_Given request_. Each line containing the word "structured" must be collected.

──────── Records ────────

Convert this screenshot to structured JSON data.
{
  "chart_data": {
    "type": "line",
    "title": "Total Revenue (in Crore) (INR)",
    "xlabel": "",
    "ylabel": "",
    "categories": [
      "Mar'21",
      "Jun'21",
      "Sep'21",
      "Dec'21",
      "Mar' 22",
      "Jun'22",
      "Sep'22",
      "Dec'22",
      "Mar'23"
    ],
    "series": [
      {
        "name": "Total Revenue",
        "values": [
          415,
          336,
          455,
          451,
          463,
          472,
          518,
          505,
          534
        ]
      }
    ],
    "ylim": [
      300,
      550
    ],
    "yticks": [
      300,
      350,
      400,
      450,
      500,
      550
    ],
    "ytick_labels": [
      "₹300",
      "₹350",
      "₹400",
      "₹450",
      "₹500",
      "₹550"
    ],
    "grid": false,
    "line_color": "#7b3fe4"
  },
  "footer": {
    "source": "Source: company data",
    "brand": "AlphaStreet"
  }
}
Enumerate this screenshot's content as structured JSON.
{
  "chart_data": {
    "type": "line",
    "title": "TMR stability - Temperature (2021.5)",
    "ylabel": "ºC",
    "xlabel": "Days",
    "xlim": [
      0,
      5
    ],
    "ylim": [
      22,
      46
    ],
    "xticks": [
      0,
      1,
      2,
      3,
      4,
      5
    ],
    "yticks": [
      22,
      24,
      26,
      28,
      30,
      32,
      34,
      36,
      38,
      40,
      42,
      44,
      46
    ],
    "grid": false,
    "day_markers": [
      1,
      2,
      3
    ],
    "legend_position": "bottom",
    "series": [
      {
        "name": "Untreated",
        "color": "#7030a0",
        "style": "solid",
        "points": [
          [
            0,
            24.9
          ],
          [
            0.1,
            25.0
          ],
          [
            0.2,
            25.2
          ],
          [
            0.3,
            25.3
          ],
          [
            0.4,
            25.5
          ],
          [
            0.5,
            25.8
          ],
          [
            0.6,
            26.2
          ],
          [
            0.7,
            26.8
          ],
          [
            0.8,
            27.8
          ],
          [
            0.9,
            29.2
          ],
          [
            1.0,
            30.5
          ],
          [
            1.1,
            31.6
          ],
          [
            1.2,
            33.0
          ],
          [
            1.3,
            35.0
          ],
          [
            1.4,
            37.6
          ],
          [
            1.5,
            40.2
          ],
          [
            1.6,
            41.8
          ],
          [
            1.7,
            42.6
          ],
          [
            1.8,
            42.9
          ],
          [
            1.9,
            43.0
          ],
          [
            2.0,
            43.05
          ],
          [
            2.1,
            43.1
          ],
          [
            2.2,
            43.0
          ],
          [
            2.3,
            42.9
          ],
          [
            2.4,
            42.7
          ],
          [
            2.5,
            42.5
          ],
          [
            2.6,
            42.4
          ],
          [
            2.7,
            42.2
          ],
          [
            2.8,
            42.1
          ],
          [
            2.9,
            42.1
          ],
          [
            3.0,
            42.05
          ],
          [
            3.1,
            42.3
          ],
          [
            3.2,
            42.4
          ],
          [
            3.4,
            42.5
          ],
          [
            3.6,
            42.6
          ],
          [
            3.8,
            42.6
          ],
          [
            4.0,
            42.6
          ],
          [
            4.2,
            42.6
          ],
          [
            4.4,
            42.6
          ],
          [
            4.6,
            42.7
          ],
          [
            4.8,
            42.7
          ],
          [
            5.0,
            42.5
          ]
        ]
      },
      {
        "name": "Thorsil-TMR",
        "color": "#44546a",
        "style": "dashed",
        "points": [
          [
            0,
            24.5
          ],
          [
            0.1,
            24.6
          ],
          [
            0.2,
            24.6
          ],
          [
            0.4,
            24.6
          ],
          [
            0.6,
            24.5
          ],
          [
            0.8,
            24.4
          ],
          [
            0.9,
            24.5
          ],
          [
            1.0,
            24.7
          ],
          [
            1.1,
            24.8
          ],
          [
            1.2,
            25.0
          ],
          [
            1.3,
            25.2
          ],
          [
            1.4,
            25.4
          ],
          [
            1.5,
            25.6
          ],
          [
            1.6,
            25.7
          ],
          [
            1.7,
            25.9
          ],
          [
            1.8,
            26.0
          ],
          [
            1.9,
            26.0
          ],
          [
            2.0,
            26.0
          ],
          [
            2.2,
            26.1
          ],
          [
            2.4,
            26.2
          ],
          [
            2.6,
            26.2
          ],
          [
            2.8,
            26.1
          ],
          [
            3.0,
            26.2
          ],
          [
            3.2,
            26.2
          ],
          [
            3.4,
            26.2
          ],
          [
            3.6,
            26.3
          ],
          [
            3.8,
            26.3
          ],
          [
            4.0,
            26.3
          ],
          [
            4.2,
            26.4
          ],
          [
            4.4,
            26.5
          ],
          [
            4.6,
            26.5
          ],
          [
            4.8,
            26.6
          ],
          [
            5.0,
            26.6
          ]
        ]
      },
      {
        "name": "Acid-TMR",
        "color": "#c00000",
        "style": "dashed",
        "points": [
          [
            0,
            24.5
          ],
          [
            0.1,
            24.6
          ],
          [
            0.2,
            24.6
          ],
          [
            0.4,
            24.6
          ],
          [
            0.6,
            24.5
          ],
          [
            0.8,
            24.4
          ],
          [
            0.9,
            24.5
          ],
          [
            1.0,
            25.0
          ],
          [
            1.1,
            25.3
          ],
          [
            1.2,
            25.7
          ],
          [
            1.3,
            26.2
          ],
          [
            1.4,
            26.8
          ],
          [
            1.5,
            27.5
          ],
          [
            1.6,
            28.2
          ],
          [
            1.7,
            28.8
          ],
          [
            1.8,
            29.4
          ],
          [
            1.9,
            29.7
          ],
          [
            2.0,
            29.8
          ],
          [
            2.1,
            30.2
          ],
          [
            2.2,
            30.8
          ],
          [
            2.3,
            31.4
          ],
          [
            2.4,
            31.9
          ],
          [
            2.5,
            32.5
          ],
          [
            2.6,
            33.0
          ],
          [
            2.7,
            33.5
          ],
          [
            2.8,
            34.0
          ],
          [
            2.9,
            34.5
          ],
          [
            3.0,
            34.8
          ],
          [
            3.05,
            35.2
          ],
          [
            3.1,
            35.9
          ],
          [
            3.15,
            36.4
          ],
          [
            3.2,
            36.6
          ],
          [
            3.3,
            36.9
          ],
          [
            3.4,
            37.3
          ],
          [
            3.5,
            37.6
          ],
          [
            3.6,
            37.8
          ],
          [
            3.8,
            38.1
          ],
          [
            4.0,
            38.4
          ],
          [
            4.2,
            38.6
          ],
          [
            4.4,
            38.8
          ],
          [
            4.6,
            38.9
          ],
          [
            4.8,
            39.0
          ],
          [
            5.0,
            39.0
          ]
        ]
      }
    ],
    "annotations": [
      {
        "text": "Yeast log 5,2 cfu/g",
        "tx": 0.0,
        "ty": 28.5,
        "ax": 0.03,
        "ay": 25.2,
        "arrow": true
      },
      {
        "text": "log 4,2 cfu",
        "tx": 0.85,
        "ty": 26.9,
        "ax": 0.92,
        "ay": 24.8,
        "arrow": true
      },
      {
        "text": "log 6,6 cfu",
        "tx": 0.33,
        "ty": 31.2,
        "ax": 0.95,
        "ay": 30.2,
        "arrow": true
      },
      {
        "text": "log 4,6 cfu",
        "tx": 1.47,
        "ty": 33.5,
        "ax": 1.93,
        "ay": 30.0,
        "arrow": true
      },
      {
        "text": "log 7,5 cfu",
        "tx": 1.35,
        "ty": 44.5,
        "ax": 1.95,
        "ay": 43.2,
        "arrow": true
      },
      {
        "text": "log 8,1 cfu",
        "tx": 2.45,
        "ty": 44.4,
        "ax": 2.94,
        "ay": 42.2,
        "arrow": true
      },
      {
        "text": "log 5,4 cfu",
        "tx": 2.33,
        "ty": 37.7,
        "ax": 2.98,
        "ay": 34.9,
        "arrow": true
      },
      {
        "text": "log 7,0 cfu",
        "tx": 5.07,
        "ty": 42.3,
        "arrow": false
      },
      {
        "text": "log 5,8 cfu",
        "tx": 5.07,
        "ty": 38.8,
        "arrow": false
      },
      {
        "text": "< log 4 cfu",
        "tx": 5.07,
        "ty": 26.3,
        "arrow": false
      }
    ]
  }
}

────────

_Response_.
Convert this screenshot to structured JSON data.
Enumerate this screenshot's content as structured JSON.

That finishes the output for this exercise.